TASK DESCRIPTION: Exactly as written, transcribe the lines that run from the one containing "Read out every word on this page." to the end of the records below.

─── DATASET CONTENT

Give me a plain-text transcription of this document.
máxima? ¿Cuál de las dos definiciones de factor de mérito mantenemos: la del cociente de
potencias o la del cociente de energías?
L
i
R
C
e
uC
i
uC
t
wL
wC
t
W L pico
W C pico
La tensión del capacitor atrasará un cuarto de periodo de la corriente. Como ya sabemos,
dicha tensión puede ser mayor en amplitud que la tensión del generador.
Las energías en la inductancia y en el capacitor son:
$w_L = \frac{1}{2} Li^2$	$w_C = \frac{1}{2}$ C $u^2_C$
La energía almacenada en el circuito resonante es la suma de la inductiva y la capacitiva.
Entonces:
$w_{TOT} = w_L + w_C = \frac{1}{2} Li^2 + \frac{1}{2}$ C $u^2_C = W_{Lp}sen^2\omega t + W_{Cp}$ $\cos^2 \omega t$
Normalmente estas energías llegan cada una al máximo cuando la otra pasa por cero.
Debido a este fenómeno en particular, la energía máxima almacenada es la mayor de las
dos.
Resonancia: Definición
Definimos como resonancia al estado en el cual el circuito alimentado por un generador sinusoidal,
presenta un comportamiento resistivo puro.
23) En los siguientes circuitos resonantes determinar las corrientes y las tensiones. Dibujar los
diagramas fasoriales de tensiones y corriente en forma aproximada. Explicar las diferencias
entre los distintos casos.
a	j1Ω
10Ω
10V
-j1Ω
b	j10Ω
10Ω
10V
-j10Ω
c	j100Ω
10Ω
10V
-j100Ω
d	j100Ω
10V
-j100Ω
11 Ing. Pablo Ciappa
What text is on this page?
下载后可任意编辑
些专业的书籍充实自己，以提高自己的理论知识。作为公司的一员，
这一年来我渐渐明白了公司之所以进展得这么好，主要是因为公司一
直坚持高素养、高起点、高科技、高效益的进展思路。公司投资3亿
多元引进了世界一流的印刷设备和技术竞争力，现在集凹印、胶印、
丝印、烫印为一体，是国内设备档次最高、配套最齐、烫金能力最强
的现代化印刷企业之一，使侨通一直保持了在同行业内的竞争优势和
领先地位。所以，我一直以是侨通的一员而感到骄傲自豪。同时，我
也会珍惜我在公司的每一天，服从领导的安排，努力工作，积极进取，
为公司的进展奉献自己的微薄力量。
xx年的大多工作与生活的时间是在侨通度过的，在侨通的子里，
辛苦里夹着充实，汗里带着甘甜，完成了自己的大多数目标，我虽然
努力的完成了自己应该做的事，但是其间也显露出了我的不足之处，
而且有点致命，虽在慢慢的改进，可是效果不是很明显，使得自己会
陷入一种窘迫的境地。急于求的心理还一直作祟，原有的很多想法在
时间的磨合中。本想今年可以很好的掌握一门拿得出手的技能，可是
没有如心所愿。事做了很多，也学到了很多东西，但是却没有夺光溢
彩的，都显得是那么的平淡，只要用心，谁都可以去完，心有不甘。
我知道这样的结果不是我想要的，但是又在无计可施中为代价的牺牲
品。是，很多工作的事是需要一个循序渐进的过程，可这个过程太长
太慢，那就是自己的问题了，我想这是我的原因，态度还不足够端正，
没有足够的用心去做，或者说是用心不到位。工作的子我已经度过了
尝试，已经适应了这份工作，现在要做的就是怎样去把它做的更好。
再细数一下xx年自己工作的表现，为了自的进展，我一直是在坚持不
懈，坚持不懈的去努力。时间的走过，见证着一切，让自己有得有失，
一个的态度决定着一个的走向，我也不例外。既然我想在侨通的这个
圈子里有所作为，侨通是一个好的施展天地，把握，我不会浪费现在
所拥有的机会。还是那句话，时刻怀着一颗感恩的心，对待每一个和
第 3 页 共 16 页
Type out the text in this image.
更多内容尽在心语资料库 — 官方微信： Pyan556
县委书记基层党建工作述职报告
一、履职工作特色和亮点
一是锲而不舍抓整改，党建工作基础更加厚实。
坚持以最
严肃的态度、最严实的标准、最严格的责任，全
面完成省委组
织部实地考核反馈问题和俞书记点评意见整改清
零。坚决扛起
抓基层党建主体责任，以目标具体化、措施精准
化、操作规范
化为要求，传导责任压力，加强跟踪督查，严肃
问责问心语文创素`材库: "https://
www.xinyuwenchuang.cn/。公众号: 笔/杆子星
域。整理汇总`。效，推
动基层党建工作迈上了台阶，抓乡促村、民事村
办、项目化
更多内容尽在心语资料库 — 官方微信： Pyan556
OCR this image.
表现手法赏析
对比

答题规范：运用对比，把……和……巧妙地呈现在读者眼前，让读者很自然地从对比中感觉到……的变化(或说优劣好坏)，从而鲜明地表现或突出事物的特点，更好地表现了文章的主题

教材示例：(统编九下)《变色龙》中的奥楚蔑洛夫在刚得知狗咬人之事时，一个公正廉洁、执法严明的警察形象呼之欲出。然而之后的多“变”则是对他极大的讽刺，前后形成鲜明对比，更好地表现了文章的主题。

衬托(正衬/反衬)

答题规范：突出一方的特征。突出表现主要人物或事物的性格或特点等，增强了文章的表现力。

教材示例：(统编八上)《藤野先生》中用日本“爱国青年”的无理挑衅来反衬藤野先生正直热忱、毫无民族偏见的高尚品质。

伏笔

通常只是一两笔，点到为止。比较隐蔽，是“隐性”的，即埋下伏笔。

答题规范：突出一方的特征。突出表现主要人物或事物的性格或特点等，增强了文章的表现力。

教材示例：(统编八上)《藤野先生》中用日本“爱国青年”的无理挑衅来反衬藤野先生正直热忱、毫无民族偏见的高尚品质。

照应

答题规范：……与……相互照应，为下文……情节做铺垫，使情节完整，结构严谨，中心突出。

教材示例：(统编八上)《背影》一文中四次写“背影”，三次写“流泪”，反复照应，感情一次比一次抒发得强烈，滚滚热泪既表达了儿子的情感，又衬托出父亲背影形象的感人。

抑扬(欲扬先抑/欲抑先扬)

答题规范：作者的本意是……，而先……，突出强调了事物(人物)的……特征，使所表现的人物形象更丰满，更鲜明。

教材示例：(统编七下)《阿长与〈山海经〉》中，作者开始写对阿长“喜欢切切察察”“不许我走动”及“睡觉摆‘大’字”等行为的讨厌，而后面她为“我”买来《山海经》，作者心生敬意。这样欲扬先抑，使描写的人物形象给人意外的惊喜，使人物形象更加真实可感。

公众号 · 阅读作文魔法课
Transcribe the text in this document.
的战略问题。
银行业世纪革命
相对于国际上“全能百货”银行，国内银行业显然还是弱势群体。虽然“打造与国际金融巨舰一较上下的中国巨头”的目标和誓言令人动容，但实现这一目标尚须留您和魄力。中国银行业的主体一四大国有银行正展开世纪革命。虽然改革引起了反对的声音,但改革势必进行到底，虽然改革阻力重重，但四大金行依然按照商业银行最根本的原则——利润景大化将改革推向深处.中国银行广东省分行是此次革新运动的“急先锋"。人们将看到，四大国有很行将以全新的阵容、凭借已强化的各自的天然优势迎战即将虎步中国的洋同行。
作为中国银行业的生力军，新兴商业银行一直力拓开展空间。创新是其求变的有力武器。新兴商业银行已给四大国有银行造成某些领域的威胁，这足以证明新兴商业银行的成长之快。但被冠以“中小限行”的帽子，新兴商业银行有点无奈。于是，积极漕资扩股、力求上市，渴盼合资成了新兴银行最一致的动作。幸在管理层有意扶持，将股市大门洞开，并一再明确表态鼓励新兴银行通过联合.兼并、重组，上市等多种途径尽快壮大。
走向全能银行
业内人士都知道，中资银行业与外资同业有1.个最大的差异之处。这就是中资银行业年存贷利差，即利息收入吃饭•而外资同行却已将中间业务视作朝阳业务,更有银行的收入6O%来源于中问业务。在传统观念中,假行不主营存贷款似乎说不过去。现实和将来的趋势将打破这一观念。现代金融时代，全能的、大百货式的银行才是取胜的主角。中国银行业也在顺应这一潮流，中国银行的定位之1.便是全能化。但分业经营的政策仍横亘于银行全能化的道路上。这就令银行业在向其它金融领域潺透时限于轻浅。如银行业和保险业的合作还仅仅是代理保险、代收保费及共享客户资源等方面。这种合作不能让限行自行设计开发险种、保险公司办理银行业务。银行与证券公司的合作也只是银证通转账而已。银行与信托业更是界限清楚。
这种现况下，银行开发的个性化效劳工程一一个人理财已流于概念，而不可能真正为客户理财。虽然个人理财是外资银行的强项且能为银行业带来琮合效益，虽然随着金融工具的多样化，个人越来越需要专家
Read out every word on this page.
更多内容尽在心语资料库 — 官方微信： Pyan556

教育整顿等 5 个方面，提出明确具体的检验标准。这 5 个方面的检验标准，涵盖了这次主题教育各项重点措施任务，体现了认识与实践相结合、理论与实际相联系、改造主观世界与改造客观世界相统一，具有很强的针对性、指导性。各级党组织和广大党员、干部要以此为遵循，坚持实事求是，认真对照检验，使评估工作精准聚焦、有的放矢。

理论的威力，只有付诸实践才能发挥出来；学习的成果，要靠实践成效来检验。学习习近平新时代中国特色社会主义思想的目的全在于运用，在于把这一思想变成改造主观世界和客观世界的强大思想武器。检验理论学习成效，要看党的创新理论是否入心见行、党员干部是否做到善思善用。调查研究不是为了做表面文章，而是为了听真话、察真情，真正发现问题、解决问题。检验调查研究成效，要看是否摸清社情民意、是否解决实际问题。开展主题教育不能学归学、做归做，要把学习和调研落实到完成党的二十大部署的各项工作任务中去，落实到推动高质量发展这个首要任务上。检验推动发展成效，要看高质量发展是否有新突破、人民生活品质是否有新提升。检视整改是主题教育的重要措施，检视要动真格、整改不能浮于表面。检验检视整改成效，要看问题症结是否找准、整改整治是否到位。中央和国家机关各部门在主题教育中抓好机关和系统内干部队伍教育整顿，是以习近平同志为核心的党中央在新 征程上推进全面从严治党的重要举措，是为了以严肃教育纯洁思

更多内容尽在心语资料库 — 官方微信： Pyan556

──────

RESULT OF THE EXERCISE:
Read out every word on this page.
更多内容尽在心语资料库 — 官方微信： Pyan556

教育整顿等 5 个方面，提出明确具体的检验标准。这 5 个方面的检验标准，涵盖了这次主题教育各项重点措施任务，体现了认识与实践相结合、理论与实际相联系、改造主观世界与改造客观世界相统一，具有很强的针对性、指导性。各级党组织和广大党员、干部要以此为遵循，坚持实事求是，认真对照检验，使评估工作精准聚焦、有的放矢。

理论的威力，只有付诸实践才能发挥出来；学习的成果，要靠实践成效来检验。学习习近平新时代中国特色社会主义思想的目的全在于运用，在于把这一思想变成改造主观世界和客观世界的强大思想武器。检验理论学习成效，要看党的创新理论是否入心见行、党员干部是否做到善思善用。调查研究不是为了做表面文章，而是为了听真话、察真情，真正发现问题、解决问题。检验调查研究成效，要看是否摸清社情民意、是否解决实际问题。开展主题教育不能学归学、做归做，要把学习和调研落实到完成党的二十大部署的各项工作任务中去，落实到推动高质量发展这个首要任务上。检验推动发展成效，要看高质量发展是否有新突破、人民生活品质是否有新提升。检视整改是主题教育的重要措施，检视要动真格、整改不能浮于表面。检验检视整改成效，要看问题症结是否找准、整改整治是否到位。中央和国家机关各部门在主题教育中抓好机关和系统内干部队伍教育整顿，是以习近平同志为核心的党中央在新 征程上推进全面从严治党的重要举措，是为了以严肃教育纯洁思

更多内容尽在心语资料库 — 官方微信： Pyan556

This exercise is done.